-- START OF DATA LINES --

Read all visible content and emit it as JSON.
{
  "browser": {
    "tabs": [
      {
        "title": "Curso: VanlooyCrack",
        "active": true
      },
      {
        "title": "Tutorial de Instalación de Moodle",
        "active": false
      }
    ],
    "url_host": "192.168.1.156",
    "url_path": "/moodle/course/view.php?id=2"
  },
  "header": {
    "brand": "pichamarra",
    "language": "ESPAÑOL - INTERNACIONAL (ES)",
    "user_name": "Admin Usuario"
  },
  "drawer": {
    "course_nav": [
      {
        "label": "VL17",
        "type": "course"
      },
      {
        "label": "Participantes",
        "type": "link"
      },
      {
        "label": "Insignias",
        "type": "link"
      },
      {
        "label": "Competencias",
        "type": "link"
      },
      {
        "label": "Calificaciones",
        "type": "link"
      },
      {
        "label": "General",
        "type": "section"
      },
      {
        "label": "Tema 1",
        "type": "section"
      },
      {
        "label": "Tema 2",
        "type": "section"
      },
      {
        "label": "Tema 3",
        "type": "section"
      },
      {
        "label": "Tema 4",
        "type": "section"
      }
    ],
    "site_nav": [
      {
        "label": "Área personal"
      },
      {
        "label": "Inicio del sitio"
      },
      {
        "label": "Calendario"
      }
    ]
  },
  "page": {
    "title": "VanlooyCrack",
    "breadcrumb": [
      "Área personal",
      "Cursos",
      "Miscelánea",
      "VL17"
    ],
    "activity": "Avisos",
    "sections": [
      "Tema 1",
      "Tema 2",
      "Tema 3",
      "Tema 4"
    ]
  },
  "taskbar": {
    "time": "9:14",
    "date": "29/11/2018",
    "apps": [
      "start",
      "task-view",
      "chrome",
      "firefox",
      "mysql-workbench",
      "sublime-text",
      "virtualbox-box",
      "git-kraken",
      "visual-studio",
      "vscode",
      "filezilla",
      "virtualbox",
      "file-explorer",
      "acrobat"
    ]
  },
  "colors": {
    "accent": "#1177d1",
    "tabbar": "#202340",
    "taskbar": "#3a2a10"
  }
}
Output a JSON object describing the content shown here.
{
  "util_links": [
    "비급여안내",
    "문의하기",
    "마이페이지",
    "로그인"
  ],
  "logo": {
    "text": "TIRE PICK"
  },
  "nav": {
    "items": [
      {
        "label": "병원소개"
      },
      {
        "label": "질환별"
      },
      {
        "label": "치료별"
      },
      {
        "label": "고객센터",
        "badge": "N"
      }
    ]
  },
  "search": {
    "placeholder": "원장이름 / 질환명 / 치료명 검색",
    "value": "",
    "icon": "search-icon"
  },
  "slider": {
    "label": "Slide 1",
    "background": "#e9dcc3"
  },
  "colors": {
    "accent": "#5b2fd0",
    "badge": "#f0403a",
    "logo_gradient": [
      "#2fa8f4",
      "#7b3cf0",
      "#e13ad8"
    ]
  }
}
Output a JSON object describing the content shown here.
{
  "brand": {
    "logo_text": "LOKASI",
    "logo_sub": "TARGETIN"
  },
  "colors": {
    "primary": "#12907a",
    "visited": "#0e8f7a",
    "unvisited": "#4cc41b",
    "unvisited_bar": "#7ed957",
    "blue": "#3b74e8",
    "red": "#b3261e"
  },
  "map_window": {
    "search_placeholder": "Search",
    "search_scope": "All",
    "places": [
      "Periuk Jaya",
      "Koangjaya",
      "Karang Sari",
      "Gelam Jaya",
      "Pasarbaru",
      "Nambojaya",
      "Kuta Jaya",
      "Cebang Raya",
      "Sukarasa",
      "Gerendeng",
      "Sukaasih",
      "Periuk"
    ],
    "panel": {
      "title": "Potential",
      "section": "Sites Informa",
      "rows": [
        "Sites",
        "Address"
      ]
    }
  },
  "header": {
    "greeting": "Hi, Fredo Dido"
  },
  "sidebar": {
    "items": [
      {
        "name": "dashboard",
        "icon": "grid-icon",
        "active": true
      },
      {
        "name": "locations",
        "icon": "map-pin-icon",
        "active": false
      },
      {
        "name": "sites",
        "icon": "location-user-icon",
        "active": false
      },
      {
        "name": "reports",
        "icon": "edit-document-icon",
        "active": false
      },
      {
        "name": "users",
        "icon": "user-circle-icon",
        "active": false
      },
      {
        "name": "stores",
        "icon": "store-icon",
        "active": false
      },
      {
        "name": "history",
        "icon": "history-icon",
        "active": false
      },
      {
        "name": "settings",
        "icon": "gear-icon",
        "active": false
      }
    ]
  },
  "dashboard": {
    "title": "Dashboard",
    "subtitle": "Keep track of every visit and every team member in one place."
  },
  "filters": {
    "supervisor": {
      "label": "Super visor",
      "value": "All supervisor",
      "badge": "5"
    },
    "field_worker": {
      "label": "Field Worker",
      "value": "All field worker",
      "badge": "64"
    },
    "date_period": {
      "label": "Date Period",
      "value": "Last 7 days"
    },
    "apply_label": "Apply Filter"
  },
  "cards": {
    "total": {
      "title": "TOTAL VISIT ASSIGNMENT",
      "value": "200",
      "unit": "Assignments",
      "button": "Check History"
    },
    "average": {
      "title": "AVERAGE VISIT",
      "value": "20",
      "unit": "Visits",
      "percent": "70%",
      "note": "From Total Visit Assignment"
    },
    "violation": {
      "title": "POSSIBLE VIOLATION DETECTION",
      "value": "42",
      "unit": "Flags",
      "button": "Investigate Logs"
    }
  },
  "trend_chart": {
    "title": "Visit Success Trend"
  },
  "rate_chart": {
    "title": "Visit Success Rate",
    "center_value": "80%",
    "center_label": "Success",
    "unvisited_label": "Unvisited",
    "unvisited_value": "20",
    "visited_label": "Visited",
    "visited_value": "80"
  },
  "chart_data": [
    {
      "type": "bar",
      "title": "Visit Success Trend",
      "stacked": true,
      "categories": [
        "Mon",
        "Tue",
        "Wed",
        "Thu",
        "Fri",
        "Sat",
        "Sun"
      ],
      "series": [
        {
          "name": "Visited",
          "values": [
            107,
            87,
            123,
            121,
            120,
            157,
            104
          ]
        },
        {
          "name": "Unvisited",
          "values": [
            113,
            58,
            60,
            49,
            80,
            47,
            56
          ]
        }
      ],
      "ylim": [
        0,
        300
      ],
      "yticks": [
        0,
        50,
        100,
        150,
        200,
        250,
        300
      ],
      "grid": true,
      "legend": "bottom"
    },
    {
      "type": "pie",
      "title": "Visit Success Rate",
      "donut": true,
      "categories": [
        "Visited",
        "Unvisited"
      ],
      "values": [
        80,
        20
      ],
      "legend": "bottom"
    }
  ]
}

-- END OF DATA LINES --

§ **TASK INSTRUCTIONS**: Go through the records above and copy every line with the word "unit".

§ **FULL SOLUTION**:
      "unit": "Assignments",
      "unit": "Visits",
      "unit": "Flags",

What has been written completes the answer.